## Information provided
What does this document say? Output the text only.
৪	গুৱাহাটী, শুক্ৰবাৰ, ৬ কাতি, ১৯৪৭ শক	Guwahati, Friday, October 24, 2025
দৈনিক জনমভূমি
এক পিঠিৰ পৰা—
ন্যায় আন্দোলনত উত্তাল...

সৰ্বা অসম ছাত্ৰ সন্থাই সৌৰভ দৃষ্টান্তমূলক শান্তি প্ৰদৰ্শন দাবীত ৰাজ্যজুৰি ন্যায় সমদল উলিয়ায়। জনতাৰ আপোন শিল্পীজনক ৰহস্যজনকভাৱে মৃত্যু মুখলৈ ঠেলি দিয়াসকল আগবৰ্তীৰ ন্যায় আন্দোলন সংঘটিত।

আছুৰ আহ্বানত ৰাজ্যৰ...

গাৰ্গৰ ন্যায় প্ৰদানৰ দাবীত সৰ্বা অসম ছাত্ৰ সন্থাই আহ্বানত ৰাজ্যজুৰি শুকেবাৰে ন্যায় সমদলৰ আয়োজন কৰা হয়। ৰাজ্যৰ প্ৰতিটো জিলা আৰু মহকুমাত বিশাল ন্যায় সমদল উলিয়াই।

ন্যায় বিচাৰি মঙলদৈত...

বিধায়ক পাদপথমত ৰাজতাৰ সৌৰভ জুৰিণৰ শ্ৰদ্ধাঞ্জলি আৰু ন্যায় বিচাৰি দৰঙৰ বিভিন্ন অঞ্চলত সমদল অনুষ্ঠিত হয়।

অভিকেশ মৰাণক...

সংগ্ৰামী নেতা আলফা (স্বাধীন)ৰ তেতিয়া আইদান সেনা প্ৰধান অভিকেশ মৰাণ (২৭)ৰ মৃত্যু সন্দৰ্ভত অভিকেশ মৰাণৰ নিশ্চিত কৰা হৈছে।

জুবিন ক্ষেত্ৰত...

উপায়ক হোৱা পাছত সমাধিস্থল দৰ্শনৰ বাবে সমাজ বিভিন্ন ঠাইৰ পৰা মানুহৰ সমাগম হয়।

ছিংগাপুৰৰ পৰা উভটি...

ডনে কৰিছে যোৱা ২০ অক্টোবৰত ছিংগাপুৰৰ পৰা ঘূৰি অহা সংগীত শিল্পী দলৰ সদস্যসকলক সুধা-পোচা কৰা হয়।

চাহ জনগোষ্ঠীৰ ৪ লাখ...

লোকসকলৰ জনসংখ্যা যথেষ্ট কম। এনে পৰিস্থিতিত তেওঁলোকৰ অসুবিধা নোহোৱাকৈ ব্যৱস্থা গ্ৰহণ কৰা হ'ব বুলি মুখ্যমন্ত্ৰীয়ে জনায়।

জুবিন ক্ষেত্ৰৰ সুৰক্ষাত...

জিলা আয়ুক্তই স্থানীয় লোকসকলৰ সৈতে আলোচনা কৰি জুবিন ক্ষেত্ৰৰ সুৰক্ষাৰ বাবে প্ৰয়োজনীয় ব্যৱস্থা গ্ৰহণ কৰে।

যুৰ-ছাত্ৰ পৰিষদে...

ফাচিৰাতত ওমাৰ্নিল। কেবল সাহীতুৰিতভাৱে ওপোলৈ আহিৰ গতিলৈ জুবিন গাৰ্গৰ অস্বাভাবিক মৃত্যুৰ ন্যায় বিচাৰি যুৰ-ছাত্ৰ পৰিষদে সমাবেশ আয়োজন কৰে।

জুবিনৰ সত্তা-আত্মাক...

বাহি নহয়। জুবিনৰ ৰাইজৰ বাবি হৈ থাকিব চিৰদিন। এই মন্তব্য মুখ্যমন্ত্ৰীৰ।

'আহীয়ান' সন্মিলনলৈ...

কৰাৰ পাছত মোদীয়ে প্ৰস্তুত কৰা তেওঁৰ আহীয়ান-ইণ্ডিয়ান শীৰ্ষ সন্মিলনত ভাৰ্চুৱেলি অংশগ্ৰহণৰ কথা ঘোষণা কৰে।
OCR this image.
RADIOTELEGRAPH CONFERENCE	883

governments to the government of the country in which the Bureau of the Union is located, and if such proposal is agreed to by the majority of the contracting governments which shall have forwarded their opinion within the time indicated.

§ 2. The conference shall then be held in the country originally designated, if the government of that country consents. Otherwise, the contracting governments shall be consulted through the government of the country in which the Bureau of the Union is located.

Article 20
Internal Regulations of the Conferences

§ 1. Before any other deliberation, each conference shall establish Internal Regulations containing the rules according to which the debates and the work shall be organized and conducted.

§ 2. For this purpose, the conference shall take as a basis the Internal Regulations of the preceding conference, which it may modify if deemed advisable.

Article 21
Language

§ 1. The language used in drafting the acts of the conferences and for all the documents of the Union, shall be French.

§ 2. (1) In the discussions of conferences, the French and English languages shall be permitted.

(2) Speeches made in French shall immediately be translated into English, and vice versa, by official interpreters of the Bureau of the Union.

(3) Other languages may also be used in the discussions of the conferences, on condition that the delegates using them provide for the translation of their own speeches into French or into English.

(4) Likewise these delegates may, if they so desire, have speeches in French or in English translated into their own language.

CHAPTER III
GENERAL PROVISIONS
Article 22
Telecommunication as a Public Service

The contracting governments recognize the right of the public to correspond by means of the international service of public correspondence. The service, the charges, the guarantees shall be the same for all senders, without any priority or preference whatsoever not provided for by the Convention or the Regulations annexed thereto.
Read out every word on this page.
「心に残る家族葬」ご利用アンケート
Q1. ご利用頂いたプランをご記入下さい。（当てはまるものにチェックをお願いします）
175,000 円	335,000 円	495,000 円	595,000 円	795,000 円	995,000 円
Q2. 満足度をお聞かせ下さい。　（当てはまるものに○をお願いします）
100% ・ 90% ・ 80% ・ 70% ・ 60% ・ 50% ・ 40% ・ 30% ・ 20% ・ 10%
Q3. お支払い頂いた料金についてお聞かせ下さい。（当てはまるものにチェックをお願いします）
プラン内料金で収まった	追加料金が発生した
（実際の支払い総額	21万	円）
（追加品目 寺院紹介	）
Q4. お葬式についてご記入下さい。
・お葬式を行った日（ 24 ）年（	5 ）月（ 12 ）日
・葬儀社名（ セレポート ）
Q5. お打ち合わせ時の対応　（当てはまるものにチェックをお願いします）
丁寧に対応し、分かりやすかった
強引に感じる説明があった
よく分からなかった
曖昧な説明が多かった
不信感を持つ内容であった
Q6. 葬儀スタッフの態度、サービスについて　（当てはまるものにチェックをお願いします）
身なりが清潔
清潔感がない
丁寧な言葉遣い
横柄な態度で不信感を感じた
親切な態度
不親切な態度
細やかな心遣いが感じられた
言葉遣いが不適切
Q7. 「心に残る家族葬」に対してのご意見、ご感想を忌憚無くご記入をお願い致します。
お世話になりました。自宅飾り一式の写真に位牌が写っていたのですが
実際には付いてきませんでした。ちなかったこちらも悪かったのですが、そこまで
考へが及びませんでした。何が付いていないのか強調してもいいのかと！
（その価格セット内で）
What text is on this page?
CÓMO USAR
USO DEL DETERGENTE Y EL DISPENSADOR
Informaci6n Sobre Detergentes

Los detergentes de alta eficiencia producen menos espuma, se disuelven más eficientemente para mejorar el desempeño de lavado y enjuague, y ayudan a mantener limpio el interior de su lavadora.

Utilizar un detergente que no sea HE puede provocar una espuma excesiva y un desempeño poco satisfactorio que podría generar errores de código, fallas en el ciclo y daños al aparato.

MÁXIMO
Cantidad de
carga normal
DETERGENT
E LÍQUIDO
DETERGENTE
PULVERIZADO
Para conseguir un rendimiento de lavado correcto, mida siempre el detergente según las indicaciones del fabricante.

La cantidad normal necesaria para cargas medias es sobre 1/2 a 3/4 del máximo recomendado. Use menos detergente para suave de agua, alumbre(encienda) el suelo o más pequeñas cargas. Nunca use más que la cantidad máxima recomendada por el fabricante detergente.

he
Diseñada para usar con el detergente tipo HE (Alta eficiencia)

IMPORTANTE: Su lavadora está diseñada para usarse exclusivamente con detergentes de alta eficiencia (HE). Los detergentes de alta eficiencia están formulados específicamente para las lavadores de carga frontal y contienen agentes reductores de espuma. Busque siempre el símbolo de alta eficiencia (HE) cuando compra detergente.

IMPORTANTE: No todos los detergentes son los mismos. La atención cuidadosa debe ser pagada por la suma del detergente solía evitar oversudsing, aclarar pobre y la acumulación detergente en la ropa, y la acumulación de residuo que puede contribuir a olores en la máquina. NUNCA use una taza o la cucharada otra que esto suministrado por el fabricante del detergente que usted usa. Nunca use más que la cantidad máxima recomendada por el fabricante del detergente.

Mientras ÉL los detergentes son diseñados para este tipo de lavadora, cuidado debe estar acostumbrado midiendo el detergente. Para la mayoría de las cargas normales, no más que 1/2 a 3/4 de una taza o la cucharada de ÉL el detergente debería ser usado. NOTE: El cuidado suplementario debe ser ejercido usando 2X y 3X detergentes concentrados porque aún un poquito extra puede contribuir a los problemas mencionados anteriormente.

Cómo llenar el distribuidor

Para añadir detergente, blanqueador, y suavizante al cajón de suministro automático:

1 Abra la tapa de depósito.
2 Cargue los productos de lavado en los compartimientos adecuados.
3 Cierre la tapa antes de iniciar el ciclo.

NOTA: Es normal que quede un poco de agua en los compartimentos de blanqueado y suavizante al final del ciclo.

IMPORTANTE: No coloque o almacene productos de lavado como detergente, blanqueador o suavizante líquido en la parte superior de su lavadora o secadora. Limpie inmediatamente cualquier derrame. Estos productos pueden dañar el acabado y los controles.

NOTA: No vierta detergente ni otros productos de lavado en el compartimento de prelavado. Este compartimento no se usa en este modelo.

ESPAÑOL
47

## Brief
Select every line in the records above that contains the word "their".

## Response to the exercise
governments to the government of the country in which the Bureau of the Union is located, and if such proposal is agreed to by the majority of the contracting governments which shall have forwarded their opinion within the time indicated.
(3) Other languages may also be used in the discussions of the conferences, on condition that the delegates using them provide for the translation of their own speeches into French or into English.
(4) Likewise these delegates may, if they so desire, have speeches in French or in English translated into their own language.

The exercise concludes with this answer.